---------- TEXT PASSAGE

Robust Asynchronous Planning via Auto-Formalization

Abstract

LLMs can plan by either generating action sequences directly as a Planner or translating tasks into domain specific language for an external solver as a Formalizer. While most real-world tasks are asynchronous with non-uniform durations, concurrency, and execution-time constraints, existing benchmarks hardly cover them. We unify these asynchronous planning challenges under a single formulation and introduce the first three benchmarks that address each at scale. We conclude that the choice of formal representation primarily determines whether planning scales: as dependency graphs grow from 5 to 100 actions, Planner collapses from 96% to 5% plan accuracy and PDDL2.1 Formalizer from 13% to 0%, while CP-SAT Formalizer averages 94% and still achieves 83% at 100 actions. Faithfulness diagnostics show that PDDL2.1's predicate-based planning representation becomes brittle compared to general constraint satisfaction programs, when LLMs must keep predicates, effects, and goals consistent. Execution-time updates of planning constraints further degrade performance sharply (Planner 23.9%, PDDL2.1 0.7%, CP-SAT 46.1%), but a state-aware repair strategy that updates only event-induced constraints recovers CP-SAT Formalizer to 84.5%.

--------------------

** TASK GOAL **
In the asynchronous planning abstract, what plan accuracy does the CP-SAT Formalizer still achieve at 100 actions? The entries that come next have nothing to do with the text.

---------- STUDY MATERIAL

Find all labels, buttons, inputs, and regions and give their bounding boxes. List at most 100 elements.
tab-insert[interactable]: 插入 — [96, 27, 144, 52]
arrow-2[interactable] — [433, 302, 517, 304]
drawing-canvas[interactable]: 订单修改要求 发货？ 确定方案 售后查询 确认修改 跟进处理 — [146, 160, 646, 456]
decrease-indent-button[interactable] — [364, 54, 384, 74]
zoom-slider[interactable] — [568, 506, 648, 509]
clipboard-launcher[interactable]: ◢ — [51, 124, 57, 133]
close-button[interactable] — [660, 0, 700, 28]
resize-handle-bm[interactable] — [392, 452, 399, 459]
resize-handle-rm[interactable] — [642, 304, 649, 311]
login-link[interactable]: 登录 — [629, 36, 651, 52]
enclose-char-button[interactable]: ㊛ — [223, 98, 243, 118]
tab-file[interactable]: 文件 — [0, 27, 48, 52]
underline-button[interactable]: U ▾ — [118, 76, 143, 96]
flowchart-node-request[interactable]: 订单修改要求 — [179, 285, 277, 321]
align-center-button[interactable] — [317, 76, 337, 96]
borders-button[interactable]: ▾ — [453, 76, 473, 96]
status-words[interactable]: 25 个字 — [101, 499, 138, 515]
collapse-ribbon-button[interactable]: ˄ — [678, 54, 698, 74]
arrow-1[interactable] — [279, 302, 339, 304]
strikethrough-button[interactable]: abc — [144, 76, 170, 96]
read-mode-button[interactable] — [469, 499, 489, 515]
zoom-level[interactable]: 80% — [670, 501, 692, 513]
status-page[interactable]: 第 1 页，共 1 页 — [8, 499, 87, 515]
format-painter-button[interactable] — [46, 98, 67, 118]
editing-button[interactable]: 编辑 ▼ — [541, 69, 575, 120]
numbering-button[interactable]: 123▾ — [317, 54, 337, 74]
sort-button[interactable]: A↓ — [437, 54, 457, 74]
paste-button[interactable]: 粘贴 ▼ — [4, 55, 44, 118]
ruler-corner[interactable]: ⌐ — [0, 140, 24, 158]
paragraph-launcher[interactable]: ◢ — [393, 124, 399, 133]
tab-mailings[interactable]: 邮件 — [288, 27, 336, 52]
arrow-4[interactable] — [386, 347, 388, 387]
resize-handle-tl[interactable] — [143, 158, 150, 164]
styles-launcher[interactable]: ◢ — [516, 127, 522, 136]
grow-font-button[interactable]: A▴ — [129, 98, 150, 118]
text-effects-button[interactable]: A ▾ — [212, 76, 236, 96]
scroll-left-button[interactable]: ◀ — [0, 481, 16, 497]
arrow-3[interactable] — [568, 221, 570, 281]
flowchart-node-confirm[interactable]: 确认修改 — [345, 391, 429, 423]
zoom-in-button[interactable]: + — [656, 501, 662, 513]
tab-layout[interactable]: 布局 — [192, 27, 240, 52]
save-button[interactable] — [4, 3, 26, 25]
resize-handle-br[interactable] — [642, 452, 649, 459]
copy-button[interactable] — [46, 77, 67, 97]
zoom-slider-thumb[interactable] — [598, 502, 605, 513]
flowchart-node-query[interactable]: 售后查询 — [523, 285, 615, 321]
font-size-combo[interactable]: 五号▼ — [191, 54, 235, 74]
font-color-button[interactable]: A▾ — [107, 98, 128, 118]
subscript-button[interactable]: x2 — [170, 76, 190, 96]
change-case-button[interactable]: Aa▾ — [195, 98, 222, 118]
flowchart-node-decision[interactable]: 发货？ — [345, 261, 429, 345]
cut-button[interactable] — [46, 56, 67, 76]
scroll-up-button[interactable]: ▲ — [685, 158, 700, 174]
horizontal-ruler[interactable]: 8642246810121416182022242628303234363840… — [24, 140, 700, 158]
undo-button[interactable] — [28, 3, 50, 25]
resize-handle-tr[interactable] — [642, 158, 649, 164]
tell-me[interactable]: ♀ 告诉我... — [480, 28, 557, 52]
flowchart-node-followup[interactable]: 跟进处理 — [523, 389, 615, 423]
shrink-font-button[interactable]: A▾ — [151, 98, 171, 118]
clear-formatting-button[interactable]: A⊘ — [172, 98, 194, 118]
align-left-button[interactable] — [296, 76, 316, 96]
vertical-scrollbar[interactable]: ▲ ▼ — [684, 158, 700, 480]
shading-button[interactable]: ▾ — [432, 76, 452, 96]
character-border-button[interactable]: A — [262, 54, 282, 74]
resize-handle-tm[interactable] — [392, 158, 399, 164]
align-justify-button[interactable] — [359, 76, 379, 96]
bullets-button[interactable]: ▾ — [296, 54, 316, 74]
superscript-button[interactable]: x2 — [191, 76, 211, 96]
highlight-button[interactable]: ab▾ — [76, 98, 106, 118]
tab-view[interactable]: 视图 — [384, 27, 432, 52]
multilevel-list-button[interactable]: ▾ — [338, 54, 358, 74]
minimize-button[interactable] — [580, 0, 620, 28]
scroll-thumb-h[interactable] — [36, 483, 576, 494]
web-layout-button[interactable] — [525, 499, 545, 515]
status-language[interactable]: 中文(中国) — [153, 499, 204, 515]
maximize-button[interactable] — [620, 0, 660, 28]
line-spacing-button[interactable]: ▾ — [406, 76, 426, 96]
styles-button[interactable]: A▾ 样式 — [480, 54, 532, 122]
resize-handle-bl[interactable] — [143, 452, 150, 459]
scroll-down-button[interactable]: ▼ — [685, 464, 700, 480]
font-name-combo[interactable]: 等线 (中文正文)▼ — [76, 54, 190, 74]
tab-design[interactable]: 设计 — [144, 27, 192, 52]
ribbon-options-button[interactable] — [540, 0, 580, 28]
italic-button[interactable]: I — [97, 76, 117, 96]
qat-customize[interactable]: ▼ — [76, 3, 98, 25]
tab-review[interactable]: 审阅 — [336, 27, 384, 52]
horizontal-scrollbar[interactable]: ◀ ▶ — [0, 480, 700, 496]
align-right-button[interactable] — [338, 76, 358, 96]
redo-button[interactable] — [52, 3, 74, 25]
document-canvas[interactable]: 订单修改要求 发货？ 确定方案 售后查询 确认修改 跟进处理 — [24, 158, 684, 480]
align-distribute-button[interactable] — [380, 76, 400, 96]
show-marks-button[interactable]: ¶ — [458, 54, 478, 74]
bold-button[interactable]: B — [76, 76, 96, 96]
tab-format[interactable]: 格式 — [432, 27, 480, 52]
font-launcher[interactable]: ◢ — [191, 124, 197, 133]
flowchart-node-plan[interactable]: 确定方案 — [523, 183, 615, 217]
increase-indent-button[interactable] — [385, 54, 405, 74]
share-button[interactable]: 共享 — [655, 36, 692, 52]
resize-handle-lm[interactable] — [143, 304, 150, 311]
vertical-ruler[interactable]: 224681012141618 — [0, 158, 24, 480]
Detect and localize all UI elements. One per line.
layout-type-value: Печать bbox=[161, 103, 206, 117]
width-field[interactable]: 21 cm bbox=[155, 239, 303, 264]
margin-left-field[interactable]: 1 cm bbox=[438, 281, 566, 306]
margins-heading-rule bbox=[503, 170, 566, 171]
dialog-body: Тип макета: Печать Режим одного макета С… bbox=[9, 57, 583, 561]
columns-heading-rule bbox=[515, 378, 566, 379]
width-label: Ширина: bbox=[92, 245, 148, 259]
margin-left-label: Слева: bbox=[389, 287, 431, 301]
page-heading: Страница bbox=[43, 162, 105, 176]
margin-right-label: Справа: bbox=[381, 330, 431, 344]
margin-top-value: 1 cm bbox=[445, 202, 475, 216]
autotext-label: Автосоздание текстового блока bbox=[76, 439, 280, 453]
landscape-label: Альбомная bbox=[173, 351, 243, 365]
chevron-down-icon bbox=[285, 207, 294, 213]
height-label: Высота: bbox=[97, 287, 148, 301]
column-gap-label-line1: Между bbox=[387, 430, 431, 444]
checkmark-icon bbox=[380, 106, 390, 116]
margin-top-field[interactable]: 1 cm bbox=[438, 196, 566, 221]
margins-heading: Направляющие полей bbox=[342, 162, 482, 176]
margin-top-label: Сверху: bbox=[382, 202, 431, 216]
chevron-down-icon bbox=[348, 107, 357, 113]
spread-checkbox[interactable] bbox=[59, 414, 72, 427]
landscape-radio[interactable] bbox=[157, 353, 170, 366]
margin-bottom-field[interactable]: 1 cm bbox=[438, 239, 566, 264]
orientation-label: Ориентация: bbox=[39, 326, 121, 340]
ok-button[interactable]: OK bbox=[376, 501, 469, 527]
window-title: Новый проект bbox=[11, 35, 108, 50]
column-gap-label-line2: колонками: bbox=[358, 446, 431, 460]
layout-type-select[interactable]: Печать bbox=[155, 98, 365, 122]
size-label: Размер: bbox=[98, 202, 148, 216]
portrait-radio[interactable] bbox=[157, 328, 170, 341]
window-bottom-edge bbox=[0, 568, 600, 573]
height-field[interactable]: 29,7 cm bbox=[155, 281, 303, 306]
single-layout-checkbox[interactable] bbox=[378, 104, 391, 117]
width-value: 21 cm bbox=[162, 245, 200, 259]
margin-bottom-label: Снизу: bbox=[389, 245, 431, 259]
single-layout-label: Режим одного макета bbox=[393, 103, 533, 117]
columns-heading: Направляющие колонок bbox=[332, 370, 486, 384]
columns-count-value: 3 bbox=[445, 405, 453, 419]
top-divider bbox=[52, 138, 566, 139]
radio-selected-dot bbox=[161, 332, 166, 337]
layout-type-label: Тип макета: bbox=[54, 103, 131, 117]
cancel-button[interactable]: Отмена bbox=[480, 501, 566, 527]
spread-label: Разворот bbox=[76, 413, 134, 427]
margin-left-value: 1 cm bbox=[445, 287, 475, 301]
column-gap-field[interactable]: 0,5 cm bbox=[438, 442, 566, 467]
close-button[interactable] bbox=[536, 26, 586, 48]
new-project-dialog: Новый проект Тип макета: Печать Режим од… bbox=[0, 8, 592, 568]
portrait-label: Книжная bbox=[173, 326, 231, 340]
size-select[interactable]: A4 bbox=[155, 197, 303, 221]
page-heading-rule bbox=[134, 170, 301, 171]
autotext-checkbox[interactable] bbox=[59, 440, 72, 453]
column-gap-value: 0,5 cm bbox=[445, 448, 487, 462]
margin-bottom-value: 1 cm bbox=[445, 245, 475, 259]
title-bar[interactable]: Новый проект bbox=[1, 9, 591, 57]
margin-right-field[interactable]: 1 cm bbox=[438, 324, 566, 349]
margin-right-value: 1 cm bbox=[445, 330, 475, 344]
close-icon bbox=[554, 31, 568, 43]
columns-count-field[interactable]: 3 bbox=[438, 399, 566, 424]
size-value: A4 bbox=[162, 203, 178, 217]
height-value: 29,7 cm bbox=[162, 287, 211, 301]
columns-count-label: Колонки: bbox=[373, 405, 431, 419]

--------------------

** YOUR RESPONSE **
83%